■ **TASK REQUIREMENTS**
Quote the entries that follow exactly, leaving none out.

■ **GIVEN RECORDS**

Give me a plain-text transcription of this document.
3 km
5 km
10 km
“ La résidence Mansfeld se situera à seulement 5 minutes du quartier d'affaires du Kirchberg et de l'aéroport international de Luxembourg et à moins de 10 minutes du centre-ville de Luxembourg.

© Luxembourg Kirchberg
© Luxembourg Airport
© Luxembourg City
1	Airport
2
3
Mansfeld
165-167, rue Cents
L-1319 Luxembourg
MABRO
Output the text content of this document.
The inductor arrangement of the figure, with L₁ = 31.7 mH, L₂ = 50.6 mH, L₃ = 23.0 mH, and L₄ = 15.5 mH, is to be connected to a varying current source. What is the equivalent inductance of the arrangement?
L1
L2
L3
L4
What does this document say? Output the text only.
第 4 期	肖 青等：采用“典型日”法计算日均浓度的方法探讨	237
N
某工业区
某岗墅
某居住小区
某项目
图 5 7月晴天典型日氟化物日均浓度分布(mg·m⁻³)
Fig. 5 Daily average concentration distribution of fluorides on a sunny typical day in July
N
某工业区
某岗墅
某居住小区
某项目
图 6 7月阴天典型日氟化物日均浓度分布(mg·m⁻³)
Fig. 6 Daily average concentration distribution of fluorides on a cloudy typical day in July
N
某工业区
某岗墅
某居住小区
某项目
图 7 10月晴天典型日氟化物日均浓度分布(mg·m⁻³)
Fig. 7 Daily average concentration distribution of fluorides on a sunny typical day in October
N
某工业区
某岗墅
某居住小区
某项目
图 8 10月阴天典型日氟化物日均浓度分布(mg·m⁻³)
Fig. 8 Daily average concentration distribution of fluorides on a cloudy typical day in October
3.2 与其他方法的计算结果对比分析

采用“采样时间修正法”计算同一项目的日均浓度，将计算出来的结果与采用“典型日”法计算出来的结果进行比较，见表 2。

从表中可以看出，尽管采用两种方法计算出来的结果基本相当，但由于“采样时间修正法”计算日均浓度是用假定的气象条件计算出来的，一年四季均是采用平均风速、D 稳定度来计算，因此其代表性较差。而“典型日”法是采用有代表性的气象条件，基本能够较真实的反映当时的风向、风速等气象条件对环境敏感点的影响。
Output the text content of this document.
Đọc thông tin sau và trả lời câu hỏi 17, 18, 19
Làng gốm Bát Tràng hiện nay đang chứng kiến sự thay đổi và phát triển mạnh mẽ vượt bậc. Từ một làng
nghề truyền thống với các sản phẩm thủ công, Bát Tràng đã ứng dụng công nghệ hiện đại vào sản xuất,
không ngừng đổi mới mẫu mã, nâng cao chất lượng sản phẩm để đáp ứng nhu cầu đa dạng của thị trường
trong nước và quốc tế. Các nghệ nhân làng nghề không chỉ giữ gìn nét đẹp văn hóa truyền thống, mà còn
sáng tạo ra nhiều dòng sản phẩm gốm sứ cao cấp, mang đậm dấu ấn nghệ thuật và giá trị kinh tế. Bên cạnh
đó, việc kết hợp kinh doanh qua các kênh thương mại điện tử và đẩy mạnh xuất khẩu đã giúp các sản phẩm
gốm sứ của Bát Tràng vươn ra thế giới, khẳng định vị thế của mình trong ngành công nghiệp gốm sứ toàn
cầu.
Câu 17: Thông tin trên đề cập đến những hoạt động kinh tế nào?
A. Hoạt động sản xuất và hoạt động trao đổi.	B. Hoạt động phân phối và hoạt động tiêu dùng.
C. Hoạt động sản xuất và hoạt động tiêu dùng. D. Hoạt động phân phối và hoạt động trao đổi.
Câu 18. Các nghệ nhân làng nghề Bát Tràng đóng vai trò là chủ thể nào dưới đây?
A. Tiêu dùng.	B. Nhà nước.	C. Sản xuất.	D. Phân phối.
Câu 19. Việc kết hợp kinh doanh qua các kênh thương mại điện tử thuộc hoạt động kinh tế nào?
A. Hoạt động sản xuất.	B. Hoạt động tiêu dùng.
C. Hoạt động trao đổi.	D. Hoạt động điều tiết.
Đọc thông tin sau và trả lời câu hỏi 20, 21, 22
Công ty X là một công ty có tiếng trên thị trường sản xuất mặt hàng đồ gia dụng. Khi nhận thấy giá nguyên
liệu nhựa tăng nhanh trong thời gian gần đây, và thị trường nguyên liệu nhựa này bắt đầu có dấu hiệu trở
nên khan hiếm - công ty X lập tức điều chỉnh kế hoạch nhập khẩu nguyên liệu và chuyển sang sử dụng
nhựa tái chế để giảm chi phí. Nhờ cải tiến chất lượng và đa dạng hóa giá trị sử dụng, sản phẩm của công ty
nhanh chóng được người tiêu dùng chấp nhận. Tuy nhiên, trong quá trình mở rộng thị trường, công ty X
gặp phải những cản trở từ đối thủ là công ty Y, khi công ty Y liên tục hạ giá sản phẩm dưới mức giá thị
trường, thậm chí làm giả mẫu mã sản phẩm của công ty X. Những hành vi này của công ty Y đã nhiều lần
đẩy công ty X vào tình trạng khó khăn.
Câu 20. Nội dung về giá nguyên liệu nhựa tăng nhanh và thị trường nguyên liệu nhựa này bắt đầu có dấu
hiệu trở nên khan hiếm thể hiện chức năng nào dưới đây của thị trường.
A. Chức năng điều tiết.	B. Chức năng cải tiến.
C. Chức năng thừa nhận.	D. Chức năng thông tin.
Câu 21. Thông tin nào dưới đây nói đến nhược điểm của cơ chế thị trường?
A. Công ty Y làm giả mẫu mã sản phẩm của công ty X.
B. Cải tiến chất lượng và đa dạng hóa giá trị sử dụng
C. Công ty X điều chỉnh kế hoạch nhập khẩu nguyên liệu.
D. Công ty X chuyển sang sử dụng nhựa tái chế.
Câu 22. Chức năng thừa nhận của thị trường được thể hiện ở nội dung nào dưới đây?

■ **ANSWER TO THIS TASK**
Give me a plain-text transcription of this document.
3 km
5 km
10 km
“ La résidence Mansfeld se situera à seulement 5 minutes du quartier d'affaires du Kirchberg et de l'aéroport international de Luxembourg et à moins de 10 minutes du centre-ville de Luxembourg.

© Luxembourg Kirchberg
© Luxembourg Airport
© Luxembourg City
1	Airport
2
3
Mansfeld
165-167, rue Cents
L-1319 Luxembourg
MABRO
Output the text content of this document.
The inductor arrangement of the figure, with L₁ = 31.7 mH, L₂ = 50.6 mH, L₃ = 23.0 mH, and L₄ = 15.5 mH, is to be connected to a varying current source. What is the equivalent inductance of the arrangement?
L1
L2
L3
L4
What does this document say? Output the text only.
第 4 期	肖 青等：采用“典型日”法计算日均浓度的方法探讨	237
N
某工业区
某岗墅
某居住小区
某项目
图 5 7月晴天典型日氟化物日均浓度分布(mg·m⁻³)
Fig. 5 Daily average concentration distribution of fluorides on a sunny typical day in July
N
某工业区
某岗墅
某居住小区
某项目
图 6 7月阴天典型日氟化物日均浓度分布(mg·m⁻³)
Fig. 6 Daily average concentration distribution of fluorides on a cloudy typical day in July
N
某工业区
某岗墅
某居住小区
某项目
图 7 10月晴天典型日氟化物日均浓度分布(mg·m⁻³)
Fig. 7 Daily average concentration distribution of fluorides on a sunny typical day in October
N
某工业区
某岗墅
某居住小区
某项目
图 8 10月阴天典型日氟化物日均浓度分布(mg·m⁻³)
Fig. 8 Daily average concentration distribution of fluorides on a cloudy typical day in October
3.2 与其他方法的计算结果对比分析

采用“采样时间修正法”计算同一项目的日均浓度，将计算出来的结果与采用“典型日”法计算出来的结果进行比较，见表 2。

从表中可以看出，尽管采用两种方法计算出来的结果基本相当，但由于“采样时间修正法”计算日均浓度是用假定的气象条件计算出来的，一年四季均是采用平均风速、D 稳定度来计算，因此其代表性较差。而“典型日”法是采用有代表性的气象条件，基本能够较真实的反映当时的风向、风速等气象条件对环境敏感点的影响。
Output the text content of this document.
Đọc thông tin sau và trả lời câu hỏi 17, 18, 19
Làng gốm Bát Tràng hiện nay đang chứng kiến sự thay đổi và phát triển mạnh mẽ vượt bậc. Từ một làng
nghề truyền thống với các sản phẩm thủ công, Bát Tràng đã ứng dụng công nghệ hiện đại vào sản xuất,
không ngừng đổi mới mẫu mã, nâng cao chất lượng sản phẩm để đáp ứng nhu cầu đa dạng của thị trường
trong nước và quốc tế. Các nghệ nhân làng nghề không chỉ giữ gìn nét đẹp văn hóa truyền thống, mà còn
sáng tạo ra nhiều dòng sản phẩm gốm sứ cao cấp, mang đậm dấu ấn nghệ thuật và giá trị kinh tế. Bên cạnh
đó, việc kết hợp kinh doanh qua các kênh thương mại điện tử và đẩy mạnh xuất khẩu đã giúp các sản phẩm
gốm sứ của Bát Tràng vươn ra thế giới, khẳng định vị thế của mình trong ngành công nghiệp gốm sứ toàn
cầu.
Câu 17: Thông tin trên đề cập đến những hoạt động kinh tế nào?
A. Hoạt động sản xuất và hoạt động trao đổi.	B. Hoạt động phân phối và hoạt động tiêu dùng.
C. Hoạt động sản xuất và hoạt động tiêu dùng. D. Hoạt động phân phối và hoạt động trao đổi.
Câu 18. Các nghệ nhân làng nghề Bát Tràng đóng vai trò là chủ thể nào dưới đây?
A. Tiêu dùng.	B. Nhà nước.	C. Sản xuất.	D. Phân phối.
Câu 19. Việc kết hợp kinh doanh qua các kênh thương mại điện tử thuộc hoạt động kinh tế nào?
A. Hoạt động sản xuất.	B. Hoạt động tiêu dùng.
C. Hoạt động trao đổi.	D. Hoạt động điều tiết.
Đọc thông tin sau và trả lời câu hỏi 20, 21, 22
Công ty X là một công ty có tiếng trên thị trường sản xuất mặt hàng đồ gia dụng. Khi nhận thấy giá nguyên
liệu nhựa tăng nhanh trong thời gian gần đây, và thị trường nguyên liệu nhựa này bắt đầu có dấu hiệu trở
nên khan hiếm - công ty X lập tức điều chỉnh kế hoạch nhập khẩu nguyên liệu và chuyển sang sử dụng
nhựa tái chế để giảm chi phí. Nhờ cải tiến chất lượng và đa dạng hóa giá trị sử dụng, sản phẩm của công ty
nhanh chóng được người tiêu dùng chấp nhận. Tuy nhiên, trong quá trình mở rộng thị trường, công ty X
gặp phải những cản trở từ đối thủ là công ty Y, khi công ty Y liên tục hạ giá sản phẩm dưới mức giá thị
trường, thậm chí làm giả mẫu mã sản phẩm của công ty X. Những hành vi này của công ty Y đã nhiều lần
đẩy công ty X vào tình trạng khó khăn.
Câu 20. Nội dung về giá nguyên liệu nhựa tăng nhanh và thị trường nguyên liệu nhựa này bắt đầu có dấu
hiệu trở nên khan hiếm thể hiện chức năng nào dưới đây của thị trường.
A. Chức năng điều tiết.	B. Chức năng cải tiến.
C. Chức năng thừa nhận.	D. Chức năng thông tin.
Câu 21. Thông tin nào dưới đây nói đến nhược điểm của cơ chế thị trường?
A. Công ty Y làm giả mẫu mã sản phẩm của công ty X.
B. Cải tiến chất lượng và đa dạng hóa giá trị sử dụng
C. Công ty X điều chỉnh kế hoạch nhập khẩu nguyên liệu.
D. Công ty X chuyển sang sử dụng nhựa tái chế.
Câu 22. Chức năng thừa nhận của thị trường được thể hiện ở nội dung nào dưới đây?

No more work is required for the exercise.